◆ Records provided:

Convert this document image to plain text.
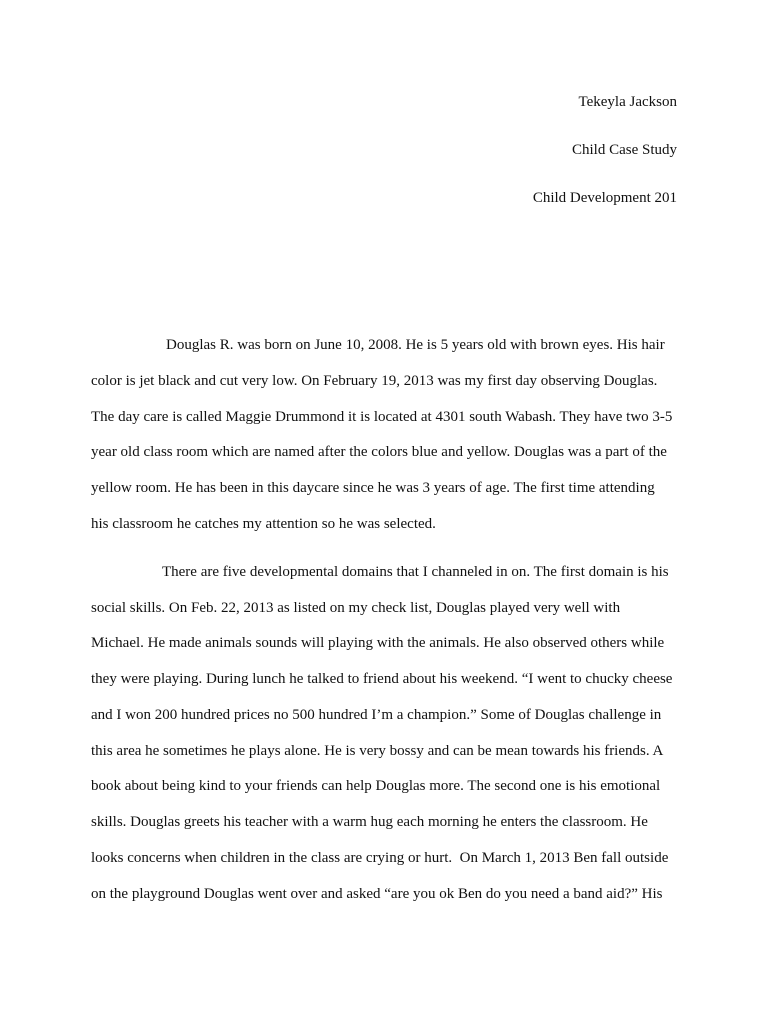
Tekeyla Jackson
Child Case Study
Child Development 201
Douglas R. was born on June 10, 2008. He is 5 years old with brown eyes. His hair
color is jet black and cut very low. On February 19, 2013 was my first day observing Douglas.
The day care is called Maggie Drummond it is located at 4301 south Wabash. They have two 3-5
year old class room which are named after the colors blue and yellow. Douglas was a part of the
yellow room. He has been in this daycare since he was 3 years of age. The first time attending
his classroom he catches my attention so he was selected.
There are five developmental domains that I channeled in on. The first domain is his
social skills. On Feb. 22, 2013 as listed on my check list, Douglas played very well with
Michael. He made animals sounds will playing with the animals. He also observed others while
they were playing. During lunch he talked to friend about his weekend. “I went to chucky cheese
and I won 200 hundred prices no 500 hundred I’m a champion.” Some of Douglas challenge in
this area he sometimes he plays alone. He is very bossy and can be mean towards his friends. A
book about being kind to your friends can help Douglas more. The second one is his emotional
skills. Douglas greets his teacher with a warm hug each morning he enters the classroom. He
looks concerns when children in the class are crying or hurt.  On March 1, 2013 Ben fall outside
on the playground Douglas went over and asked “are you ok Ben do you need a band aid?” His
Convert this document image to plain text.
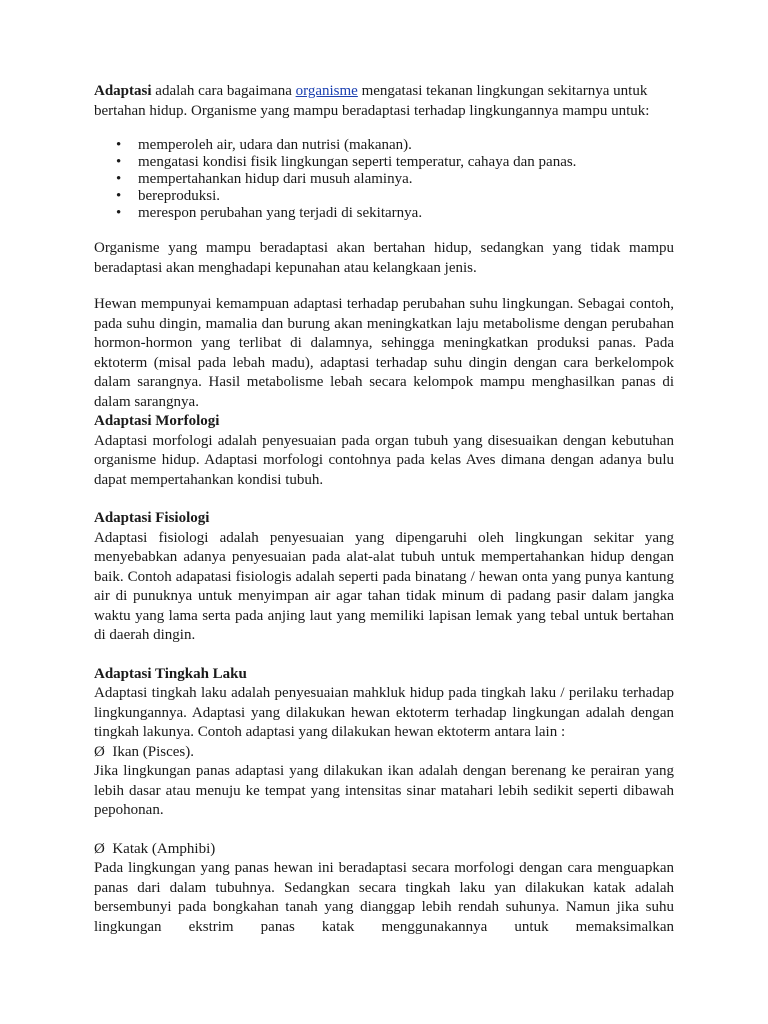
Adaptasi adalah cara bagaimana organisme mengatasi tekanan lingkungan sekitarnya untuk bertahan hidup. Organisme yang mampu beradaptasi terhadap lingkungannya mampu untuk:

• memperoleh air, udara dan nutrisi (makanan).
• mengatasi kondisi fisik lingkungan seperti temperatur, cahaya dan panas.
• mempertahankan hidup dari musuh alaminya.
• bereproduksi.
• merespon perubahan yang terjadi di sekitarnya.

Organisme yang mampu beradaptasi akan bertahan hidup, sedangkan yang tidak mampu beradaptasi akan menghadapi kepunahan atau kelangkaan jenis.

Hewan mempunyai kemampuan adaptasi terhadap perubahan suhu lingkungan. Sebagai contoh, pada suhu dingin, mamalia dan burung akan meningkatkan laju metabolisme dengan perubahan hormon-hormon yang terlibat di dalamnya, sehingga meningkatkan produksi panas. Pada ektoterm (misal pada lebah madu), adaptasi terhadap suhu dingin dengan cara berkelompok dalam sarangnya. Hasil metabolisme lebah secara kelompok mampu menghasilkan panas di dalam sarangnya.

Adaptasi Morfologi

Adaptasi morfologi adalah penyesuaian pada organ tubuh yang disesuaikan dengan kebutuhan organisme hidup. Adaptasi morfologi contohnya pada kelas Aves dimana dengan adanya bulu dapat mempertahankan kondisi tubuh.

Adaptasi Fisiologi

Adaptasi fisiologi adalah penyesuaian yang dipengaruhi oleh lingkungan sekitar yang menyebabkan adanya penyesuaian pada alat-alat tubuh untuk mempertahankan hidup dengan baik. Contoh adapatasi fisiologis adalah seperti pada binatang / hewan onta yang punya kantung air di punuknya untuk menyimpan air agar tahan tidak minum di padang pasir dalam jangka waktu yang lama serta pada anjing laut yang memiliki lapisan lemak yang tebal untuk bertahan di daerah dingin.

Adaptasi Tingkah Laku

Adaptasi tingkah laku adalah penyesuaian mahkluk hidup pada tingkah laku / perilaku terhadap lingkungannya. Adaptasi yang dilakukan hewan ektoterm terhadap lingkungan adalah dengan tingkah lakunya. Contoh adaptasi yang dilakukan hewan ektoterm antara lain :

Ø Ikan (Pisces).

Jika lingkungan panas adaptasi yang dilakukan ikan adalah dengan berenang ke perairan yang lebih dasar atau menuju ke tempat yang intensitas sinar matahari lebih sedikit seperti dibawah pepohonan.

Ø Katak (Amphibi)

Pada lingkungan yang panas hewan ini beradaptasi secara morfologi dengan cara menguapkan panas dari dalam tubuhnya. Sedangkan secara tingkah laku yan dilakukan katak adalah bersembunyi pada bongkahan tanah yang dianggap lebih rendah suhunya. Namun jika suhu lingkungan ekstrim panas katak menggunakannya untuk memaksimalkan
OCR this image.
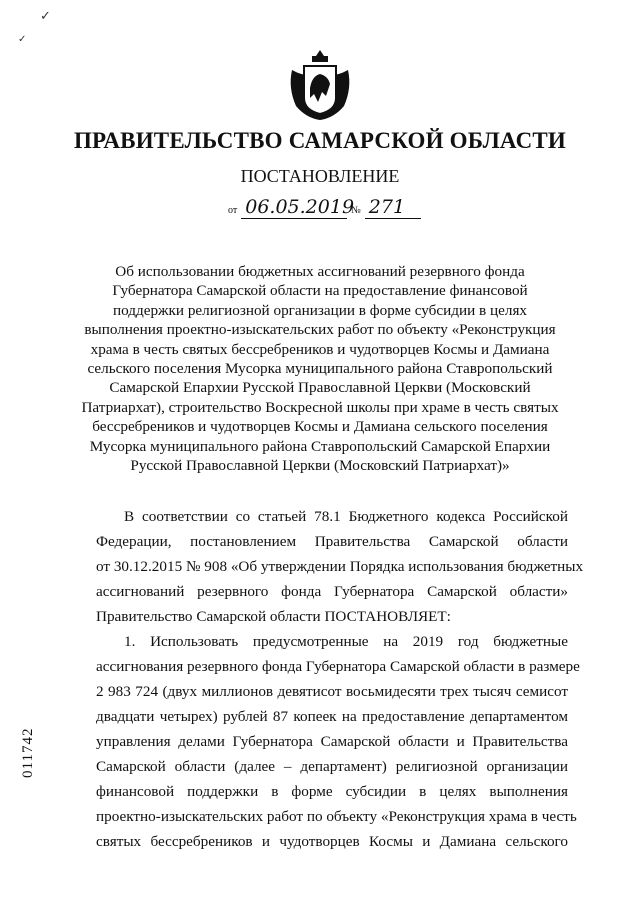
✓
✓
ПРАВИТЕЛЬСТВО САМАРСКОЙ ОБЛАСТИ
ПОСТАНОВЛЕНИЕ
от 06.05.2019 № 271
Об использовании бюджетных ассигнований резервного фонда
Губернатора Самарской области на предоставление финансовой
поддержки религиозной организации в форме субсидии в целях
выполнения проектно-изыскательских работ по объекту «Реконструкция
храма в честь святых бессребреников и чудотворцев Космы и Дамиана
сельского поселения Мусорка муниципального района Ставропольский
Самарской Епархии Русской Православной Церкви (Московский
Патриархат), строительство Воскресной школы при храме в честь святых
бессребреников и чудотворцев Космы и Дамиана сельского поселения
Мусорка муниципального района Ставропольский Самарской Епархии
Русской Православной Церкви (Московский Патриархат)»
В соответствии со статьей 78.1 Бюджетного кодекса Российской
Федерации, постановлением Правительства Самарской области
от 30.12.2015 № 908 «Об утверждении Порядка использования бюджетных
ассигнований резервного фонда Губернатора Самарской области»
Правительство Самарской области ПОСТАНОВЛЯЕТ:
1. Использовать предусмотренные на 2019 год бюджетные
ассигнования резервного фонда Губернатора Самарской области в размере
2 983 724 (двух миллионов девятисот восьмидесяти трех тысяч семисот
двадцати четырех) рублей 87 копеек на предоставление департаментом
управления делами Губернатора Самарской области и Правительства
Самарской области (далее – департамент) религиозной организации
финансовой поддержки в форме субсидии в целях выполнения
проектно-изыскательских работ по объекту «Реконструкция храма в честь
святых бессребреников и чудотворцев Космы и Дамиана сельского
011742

◆ The task:
Scan the material line by line and report each one that contains "skills".

◆ Full answer:
social skills. On Feb. 22, 2013 as listed on my check list, Douglas played very well with
skills. Douglas greets his teacher with a warm hug each morning he enters the classroom. He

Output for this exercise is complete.